EXERCISE DETAILS:
Look through the records below, and copy out every line that holds the string "close".

MATERIAL PROVIDED:
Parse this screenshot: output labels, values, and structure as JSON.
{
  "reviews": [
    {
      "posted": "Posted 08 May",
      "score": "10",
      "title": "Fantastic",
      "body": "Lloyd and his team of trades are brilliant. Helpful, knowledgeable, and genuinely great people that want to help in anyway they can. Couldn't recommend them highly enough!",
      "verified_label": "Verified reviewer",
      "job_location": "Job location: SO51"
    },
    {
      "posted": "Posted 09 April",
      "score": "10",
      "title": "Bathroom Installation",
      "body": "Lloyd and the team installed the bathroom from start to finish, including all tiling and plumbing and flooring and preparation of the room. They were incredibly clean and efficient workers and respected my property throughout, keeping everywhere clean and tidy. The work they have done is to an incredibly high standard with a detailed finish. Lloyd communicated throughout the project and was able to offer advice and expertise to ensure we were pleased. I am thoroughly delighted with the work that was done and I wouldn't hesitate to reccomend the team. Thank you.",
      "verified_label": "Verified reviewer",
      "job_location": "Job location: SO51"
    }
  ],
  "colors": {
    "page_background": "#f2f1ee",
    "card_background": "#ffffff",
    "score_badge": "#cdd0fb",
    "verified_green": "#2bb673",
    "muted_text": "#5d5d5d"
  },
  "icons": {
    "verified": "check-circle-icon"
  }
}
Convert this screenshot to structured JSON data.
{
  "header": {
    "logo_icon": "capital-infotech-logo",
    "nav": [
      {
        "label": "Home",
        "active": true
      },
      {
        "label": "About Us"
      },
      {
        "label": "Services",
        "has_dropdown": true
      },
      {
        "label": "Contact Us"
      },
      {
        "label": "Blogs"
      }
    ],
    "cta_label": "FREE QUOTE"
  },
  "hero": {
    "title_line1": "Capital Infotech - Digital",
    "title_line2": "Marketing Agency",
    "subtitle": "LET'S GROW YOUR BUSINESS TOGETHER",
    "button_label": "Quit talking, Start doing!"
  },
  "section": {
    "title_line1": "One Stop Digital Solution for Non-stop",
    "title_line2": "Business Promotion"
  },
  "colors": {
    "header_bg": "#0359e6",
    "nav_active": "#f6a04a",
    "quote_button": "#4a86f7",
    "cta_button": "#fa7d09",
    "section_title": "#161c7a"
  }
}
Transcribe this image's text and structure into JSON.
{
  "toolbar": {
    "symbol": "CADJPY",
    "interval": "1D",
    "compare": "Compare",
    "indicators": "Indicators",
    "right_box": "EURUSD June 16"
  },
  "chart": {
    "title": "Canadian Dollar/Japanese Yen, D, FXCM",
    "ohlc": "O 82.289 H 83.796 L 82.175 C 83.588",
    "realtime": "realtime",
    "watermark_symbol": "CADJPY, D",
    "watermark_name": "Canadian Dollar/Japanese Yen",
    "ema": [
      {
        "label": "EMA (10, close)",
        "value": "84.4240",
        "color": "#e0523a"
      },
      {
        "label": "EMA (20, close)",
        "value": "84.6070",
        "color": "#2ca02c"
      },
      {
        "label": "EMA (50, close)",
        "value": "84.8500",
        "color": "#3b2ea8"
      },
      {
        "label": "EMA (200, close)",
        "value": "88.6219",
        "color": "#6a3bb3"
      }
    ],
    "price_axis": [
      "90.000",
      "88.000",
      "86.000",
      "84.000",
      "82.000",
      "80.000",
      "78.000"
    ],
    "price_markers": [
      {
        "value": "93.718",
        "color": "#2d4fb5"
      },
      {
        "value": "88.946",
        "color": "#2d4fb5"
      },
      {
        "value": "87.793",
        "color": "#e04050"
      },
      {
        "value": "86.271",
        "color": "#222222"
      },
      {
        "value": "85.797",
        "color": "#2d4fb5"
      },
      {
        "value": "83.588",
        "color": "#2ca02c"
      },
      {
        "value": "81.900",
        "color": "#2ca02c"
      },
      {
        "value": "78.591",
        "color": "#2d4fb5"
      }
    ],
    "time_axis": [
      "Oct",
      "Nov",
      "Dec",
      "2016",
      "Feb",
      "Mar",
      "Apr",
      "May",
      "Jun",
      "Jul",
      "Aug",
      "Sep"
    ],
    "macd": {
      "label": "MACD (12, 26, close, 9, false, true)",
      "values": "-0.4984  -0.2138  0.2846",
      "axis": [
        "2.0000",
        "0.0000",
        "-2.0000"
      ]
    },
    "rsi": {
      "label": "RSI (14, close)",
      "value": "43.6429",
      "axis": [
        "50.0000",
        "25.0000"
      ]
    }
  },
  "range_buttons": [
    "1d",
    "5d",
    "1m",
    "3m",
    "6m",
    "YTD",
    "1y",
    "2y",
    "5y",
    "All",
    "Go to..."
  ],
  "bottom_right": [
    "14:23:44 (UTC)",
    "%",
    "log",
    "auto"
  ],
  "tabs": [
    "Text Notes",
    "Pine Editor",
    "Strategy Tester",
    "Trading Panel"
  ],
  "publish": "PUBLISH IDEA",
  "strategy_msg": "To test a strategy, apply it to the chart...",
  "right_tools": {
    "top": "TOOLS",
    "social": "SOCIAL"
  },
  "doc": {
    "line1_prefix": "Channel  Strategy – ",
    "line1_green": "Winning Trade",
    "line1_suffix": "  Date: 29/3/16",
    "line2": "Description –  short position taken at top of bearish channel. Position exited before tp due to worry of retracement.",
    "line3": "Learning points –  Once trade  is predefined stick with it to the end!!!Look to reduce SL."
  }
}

FULL ANSWER:
        "label": "EMA (10, close)",
        "label": "EMA (20, close)",
        "label": "EMA (50, close)",
        "label": "EMA (200, close)",
      "label": "MACD (12, 26, close, 9, false, true)",
      "label": "RSI (14, close)",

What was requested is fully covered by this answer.